Print the data that follows exactly.
*** Extracted material ***
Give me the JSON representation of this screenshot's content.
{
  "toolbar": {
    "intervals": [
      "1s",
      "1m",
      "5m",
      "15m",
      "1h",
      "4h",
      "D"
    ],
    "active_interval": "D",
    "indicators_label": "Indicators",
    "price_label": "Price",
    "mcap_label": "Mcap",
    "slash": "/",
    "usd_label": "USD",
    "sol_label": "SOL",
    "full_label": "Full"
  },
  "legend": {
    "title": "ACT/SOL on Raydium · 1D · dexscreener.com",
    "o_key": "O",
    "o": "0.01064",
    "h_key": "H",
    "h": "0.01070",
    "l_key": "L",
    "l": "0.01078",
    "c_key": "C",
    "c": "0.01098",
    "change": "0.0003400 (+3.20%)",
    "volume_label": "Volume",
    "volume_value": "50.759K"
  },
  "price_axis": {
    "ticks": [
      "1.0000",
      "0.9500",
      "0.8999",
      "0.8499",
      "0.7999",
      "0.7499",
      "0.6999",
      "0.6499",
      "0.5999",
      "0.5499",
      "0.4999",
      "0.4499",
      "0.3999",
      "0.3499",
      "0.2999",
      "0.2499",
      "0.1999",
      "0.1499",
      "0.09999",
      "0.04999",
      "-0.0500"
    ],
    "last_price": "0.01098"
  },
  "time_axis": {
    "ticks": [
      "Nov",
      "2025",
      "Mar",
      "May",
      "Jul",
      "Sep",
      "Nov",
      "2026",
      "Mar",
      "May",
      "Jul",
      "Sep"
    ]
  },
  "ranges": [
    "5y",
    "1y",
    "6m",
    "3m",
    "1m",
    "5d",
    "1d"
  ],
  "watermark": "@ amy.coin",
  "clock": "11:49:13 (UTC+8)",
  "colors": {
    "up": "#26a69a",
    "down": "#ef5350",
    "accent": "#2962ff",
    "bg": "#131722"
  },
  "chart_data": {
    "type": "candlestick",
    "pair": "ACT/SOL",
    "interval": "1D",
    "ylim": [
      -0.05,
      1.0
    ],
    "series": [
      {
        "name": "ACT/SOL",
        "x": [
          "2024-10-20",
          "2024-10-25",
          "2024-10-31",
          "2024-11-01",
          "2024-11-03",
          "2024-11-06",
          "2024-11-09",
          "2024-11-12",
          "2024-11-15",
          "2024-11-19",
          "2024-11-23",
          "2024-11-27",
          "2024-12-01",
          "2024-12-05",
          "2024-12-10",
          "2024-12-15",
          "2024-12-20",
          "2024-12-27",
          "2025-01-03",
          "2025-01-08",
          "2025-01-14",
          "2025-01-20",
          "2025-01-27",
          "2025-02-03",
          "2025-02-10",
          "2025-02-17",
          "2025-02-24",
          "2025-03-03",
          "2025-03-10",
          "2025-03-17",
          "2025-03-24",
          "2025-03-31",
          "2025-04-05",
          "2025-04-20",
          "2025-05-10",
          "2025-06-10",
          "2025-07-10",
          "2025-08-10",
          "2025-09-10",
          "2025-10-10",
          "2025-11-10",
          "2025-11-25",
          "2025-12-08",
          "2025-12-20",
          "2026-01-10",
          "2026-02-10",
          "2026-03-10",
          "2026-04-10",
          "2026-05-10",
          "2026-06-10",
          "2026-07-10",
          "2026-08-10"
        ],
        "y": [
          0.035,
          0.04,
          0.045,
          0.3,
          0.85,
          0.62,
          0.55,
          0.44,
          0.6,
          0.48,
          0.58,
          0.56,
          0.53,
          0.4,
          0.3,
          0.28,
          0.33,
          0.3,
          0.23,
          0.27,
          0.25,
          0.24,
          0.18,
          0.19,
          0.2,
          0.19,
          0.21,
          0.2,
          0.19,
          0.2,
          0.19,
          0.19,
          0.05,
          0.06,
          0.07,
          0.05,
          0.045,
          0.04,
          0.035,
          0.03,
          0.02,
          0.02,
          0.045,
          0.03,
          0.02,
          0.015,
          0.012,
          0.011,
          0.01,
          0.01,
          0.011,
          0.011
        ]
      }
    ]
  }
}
***
_Correct response_.
Give me the JSON representation of this screenshot's content.
{
  "toolbar": {
    "intervals": [
      "1s",
      "1m",
      "5m",
      "15m",
      "1h",
      "4h",
      "D"
    ],
    "active_interval": "D",
    "indicators_label": "Indicators",
    "price_label": "Price",
    "mcap_label": "Mcap",
    "slash": "/",
    "usd_label": "USD",
    "sol_label": "SOL",
    "full_label": "Full"
  },
  "legend": {
    "title": "ACT/SOL on Raydium · 1D · dexscreener.com",
    "o_key": "O",
    "o": "0.01064",
    "h_key": "H",
    "h": "0.01070",
    "l_key": "L",
    "l": "0.01078",
    "c_key": "C",
    "c": "0.01098",
    "change": "0.0003400 (+3.20%)",
    "volume_label": "Volume",
    "volume_value": "50.759K"
  },
  "price_axis": {
    "ticks": [
      "1.0000",
      "0.9500",
      "0.8999",
      "0.8499",
      "0.7999",
      "0.7499",
      "0.6999",
      "0.6499",
      "0.5999",
      "0.5499",
      "0.4999",
      "0.4499",
      "0.3999",
      "0.3499",
      "0.2999",
      "0.2499",
      "0.1999",
      "0.1499",
      "0.09999",
      "0.04999",
      "-0.0500"
    ],
    "last_price": "0.01098"
  },
  "time_axis": {
    "ticks": [
      "Nov",
      "2025",
      "Mar",
      "May",
      "Jul",
      "Sep",
      "Nov",
      "2026",
      "Mar",
      "May",
      "Jul",
      "Sep"
    ]
  },
  "ranges": [
    "5y",
    "1y",
    "6m",
    "3m",
    "1m",
    "5d",
    "1d"
  ],
  "watermark": "@ amy.coin",
  "clock": "11:49:13 (UTC+8)",
  "colors": {
    "up": "#26a69a",
    "down": "#ef5350",
    "accent": "#2962ff",
    "bg": "#131722"
  },
  "chart_data": {
    "type": "candlestick",
    "pair": "ACT/SOL",
    "interval": "1D",
    "ylim": [
      -0.05,
      1.0
    ],
    "series": [
      {
        "name": "ACT/SOL",
        "x": [
          "2024-10-20",
          "2024-10-25",
          "2024-10-31",
          "2024-11-01",
          "2024-11-03",
          "2024-11-06",
          "2024-11-09",
          "2024-11-12",
          "2024-11-15",
          "2024-11-19",
          "2024-11-23",
          "2024-11-27",
          "2024-12-01",
          "2024-12-05",
          "2024-12-10",
          "2024-12-15",
          "2024-12-20",
          "2024-12-27",
          "2025-01-03",
          "2025-01-08",
          "2025-01-14",
          "2025-01-20",
          "2025-01-27",
          "2025-02-03",
          "2025-02-10",
          "2025-02-17",
          "2025-02-24",
          "2025-03-03",
          "2025-03-10",
          "2025-03-17",
          "2025-03-24",
          "2025-03-31",
          "2025-04-05",
          "2025-04-20",
          "2025-05-10",
          "2025-06-10",
          "2025-07-10",
          "2025-08-10",
          "2025-09-10",
          "2025-10-10",
          "2025-11-10",
          "2025-11-25",
          "2025-12-08",
          "2025-12-20",
          "2026-01-10",
          "2026-02-10",
          "2026-03-10",
          "2026-04-10",
          "2026-05-10",
          "2026-06-10",
          "2026-07-10",
          "2026-08-10"
        ],
        "y": [
          0.035,
          0.04,
          0.045,
          0.3,
          0.85,
          0.62,
          0.55,
          0.44,
          0.6,
          0.48,
          0.58,
          0.56,
          0.53,
          0.4,
          0.3,
          0.28,
          0.33,
          0.3,
          0.23,
          0.27,
          0.25,
          0.24,
          0.18,
          0.19,
          0.2,
          0.19,
          0.21,
          0.2,
          0.19,
          0.2,
          0.19,
          0.19,
          0.05,
          0.06,
          0.07,
          0.05,
          0.045,
          0.04,
          0.035,
          0.03,
          0.02,
          0.02,
          0.045,
          0.03,
          0.02,
          0.015,
          0.012,
          0.011,
          0.01,
          0.01,
          0.011,
          0.011
        ]
      }
    ]
  }
}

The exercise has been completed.